**TASK DETAILS**
What is the number of lines containing the word "title"? Give that number alone.

[Stored data]
+++
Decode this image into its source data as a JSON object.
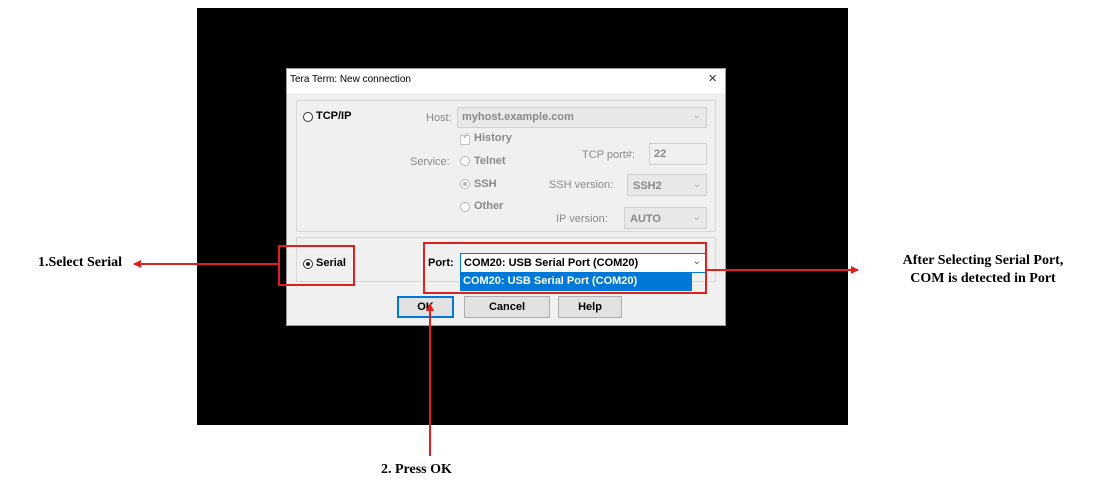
{
  "dialog": {
    "title": "Tera Term: New connection",
    "close": "×",
    "tcpip_label": "TCP/IP",
    "host_label": "Host:",
    "host_value": "myhost.example.com",
    "history_label": "History",
    "service_label": "Service:",
    "telnet_label": "Telnet",
    "ssh_label": "SSH",
    "other_label": "Other",
    "tcp_port_label": "TCP port#:",
    "tcp_port_value": "22",
    "ssh_version_label": "SSH version:",
    "ssh_version_value": "SSH2",
    "ip_version_label": "IP version:",
    "ip_version_value": "AUTO",
    "serial_label": "Serial",
    "port_label": "Port:",
    "port_value": "COM20: USB Serial Port (COM20)",
    "port_options": [
      "COM20: USB Serial Port (COM20)"
    ],
    "ok_label": "OK",
    "cancel_label": "Cancel",
    "help_label": "Help"
  },
  "annotations": {
    "step1": "1.Select Serial",
    "step2": "2. Press OK",
    "note_line1": "After Selecting Serial Port,",
    "note_line2": "COM is detected in Port",
    "color": "#e0201e"
  },
  "icons": {
    "dropdown": "chevron-down-icon",
    "close": "close-icon",
    "arrow": "arrow-icon"
  }
}
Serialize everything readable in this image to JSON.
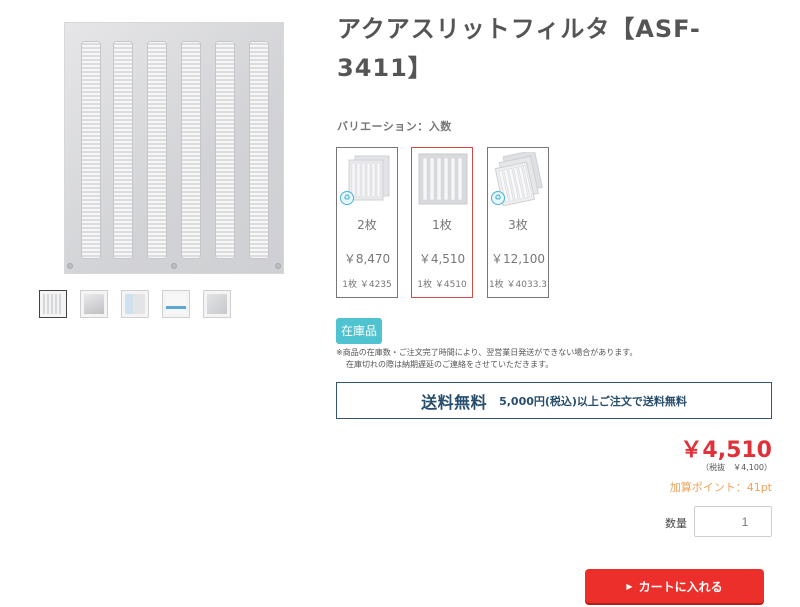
{
  "product": {
    "title": "アクアスリットフィルタ【ASF-3411】",
    "thumbnails": [
      "thumb-1",
      "thumb-2",
      "thumb-3",
      "thumb-4",
      "thumb-5"
    ]
  },
  "variation": {
    "label": "バリエーション：入数",
    "options": [
      {
        "count": "2枚",
        "price": "￥8,470",
        "unit_price": "1枚 ￥4235",
        "selected": false
      },
      {
        "count": "1枚",
        "price": "￥4,510",
        "unit_price": "1枚 ￥4510",
        "selected": true
      },
      {
        "count": "3枚",
        "price": "￥12,100",
        "unit_price": "1枚 ￥4033.3",
        "selected": false
      }
    ]
  },
  "stock": {
    "badge": "在庫品",
    "note_line1": "※商品の在庫数・ご注文完了時間により、翌営業日発送ができない場合があります。",
    "note_line2": "在庫切れの際は納期遅延のご連絡をさせていただきます。"
  },
  "shipping": {
    "headline": "送料無料",
    "detail": "5,000円(税込)以上ご注文で送料無料"
  },
  "pricing": {
    "price": "￥4,510",
    "tax_note": "（税抜　￥4,100）",
    "points": "加算ポイント：41pt"
  },
  "quantity": {
    "label": "数量",
    "value": "1"
  },
  "cart": {
    "button_label": "カートに入れる",
    "arrow": "▶"
  },
  "colors": {
    "accent_red": "#ec2f2b",
    "price_red": "#e0313a",
    "stock_teal": "#4fc3cf",
    "shipping_navy": "#274e6e",
    "points_orange": "#f0a25a"
  }
}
+++
**THE REPLY**
2